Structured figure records
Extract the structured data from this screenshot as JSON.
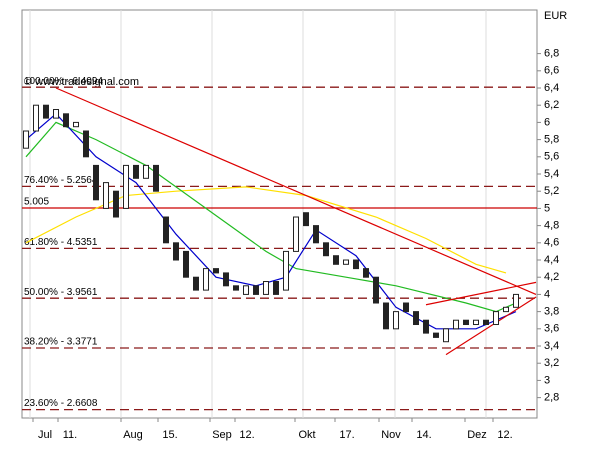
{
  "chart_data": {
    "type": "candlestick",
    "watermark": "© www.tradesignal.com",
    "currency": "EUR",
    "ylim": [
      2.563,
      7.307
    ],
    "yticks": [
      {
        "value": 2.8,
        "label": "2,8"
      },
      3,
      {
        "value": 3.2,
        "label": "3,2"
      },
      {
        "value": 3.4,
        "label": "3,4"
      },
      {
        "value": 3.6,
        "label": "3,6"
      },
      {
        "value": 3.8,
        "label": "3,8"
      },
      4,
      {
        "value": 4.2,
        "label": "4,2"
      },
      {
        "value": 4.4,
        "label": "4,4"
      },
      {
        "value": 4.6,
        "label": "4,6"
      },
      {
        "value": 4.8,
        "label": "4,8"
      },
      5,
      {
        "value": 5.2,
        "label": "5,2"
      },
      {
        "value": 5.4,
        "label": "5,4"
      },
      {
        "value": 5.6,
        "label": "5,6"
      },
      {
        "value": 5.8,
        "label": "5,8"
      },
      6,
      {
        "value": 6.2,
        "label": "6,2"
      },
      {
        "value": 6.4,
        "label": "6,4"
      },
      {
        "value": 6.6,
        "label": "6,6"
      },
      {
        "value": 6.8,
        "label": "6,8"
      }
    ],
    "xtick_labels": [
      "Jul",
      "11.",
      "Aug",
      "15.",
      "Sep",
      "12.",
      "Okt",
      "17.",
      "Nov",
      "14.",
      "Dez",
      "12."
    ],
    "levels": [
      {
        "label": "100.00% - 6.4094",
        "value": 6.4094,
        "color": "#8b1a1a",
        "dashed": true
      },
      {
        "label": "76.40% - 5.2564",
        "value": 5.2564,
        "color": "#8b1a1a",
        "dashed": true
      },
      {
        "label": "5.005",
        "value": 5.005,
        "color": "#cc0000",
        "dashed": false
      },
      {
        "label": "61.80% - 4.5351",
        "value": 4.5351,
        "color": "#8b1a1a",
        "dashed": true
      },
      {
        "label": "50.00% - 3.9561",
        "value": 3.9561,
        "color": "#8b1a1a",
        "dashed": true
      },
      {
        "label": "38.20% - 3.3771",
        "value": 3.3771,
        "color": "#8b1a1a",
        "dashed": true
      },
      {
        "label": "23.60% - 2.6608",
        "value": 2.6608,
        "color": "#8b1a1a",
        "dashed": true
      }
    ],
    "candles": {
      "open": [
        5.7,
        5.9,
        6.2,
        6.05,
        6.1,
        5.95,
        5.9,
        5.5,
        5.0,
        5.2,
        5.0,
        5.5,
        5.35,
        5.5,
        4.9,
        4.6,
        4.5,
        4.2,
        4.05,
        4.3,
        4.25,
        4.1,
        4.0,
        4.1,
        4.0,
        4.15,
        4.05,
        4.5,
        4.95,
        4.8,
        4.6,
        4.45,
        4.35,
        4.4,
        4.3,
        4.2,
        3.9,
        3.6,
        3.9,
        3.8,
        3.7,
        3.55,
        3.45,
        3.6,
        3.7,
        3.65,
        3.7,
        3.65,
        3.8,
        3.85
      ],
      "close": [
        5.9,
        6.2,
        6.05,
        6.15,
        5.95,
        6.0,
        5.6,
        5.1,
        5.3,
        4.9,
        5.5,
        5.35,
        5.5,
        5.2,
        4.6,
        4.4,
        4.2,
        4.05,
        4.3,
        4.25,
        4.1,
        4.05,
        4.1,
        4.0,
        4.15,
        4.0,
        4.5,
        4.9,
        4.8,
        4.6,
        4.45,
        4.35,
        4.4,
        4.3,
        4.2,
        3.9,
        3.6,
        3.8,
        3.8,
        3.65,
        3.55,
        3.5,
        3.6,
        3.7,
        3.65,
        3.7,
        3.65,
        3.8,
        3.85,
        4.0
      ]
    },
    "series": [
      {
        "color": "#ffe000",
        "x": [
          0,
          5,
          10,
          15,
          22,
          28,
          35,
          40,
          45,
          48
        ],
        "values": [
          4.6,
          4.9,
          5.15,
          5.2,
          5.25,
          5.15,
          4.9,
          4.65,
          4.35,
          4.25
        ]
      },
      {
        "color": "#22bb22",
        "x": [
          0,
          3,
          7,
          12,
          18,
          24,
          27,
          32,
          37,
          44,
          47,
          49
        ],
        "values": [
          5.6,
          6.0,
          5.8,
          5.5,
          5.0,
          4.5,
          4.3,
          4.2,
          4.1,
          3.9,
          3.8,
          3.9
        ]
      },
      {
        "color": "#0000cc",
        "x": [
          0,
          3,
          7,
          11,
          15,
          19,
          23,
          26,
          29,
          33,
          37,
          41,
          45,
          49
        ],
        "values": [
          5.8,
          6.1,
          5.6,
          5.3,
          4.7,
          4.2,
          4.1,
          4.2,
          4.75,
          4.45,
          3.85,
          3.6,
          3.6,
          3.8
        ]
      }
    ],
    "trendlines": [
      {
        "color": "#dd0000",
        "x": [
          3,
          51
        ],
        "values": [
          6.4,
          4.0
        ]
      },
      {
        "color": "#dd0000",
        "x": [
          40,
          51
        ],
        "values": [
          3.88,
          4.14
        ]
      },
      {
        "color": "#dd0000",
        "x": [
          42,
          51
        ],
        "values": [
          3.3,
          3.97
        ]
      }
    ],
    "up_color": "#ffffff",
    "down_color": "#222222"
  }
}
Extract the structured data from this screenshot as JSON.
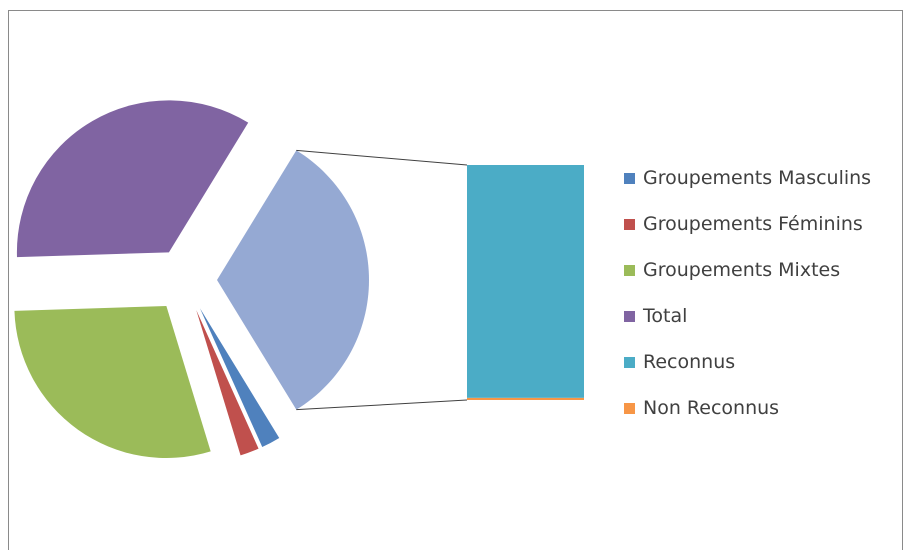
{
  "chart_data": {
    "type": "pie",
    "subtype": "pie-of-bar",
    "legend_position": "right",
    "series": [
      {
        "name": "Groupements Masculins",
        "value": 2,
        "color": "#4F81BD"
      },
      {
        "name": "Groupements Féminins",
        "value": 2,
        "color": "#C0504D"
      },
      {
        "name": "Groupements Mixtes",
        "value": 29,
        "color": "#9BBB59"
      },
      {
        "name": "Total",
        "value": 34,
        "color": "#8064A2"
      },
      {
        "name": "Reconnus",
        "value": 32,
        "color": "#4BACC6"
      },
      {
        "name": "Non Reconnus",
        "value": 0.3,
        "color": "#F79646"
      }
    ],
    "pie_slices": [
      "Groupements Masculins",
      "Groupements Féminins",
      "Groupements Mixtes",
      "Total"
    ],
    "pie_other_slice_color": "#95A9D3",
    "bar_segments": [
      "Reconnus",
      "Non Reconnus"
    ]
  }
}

What you will do — Of all the lines above, how many contain the word "name"? Answer with only the number.

Solution below — 6